* Start *

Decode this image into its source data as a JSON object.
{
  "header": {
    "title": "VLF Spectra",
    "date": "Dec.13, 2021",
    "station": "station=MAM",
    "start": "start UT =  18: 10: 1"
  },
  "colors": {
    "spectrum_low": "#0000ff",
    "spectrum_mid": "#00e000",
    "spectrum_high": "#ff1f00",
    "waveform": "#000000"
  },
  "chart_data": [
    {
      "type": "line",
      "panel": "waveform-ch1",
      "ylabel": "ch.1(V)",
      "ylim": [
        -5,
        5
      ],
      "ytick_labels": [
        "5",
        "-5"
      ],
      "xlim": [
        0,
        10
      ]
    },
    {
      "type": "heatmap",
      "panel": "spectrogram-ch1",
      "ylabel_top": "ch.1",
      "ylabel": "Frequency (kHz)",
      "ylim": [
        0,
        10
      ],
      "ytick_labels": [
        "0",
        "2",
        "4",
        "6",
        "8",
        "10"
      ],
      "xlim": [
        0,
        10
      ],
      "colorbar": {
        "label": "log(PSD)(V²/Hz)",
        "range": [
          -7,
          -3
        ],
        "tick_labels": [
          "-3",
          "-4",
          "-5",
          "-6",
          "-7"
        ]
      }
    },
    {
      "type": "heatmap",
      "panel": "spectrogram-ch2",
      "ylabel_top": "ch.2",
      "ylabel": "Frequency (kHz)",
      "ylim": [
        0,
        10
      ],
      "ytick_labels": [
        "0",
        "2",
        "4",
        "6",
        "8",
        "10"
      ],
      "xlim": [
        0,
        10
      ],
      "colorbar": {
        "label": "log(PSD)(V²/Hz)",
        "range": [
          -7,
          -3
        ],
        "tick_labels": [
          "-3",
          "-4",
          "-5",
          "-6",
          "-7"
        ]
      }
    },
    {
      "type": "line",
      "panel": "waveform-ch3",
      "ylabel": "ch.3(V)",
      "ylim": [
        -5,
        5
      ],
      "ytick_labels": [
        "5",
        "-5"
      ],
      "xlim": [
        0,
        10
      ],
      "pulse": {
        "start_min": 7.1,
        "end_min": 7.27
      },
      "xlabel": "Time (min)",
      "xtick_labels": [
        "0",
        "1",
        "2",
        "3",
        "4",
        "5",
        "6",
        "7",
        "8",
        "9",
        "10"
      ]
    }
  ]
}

* End *

*Directive*
Would you restate each of the entries word for word?

*Exercise response*
Decode this image into its source data as a JSON object.
{
  "header": {
    "title": "VLF Spectra",
    "date": "Dec.13, 2021",
    "station": "station=MAM",
    "start": "start UT =  18: 10: 1"
  },
  "colors": {
    "spectrum_low": "#0000ff",
    "spectrum_mid": "#00e000",
    "spectrum_high": "#ff1f00",
    "waveform": "#000000"
  },
  "chart_data": [
    {
      "type": "line",
      "panel": "waveform-ch1",
      "ylabel": "ch.1(V)",
      "ylim": [
        -5,
        5
      ],
      "ytick_labels": [
        "5",
        "-5"
      ],
      "xlim": [
        0,
        10
      ]
    },
    {
      "type": "heatmap",
      "panel": "spectrogram-ch1",
      "ylabel_top": "ch.1",
      "ylabel": "Frequency (kHz)",
      "ylim": [
        0,
        10
      ],
      "ytick_labels": [
        "0",
        "2",
        "4",
        "6",
        "8",
        "10"
      ],
      "xlim": [
        0,
        10
      ],
      "colorbar": {
        "label": "log(PSD)(V²/Hz)",
        "range": [
          -7,
          -3
        ],
        "tick_labels": [
          "-3",
          "-4",
          "-5",
          "-6",
          "-7"
        ]
      }
    },
    {
      "type": "heatmap",
      "panel": "spectrogram-ch2",
      "ylabel_top": "ch.2",
      "ylabel": "Frequency (kHz)",
      "ylim": [
        0,
        10
      ],
      "ytick_labels": [
        "0",
        "2",
        "4",
        "6",
        "8",
        "10"
      ],
      "xlim": [
        0,
        10
      ],
      "colorbar": {
        "label": "log(PSD)(V²/Hz)",
        "range": [
          -7,
          -3
        ],
        "tick_labels": [
          "-3",
          "-4",
          "-5",
          "-6",
          "-7"
        ]
      }
    },
    {
      "type": "line",
      "panel": "waveform-ch3",
      "ylabel": "ch.3(V)",
      "ylim": [
        -5,
        5
      ],
      "ytick_labels": [
        "5",
        "-5"
      ],
      "xlim": [
        0,
        10
      ],
      "pulse": {
        "start_min": 7.1,
        "end_min": 7.27
      },
      "xlabel": "Time (min)",
      "xtick_labels": [
        "0",
        "1",
        "2",
        "3",
        "4",
        "5",
        "6",
        "7",
        "8",
        "9",
        "10"
      ]
    }
  ]
}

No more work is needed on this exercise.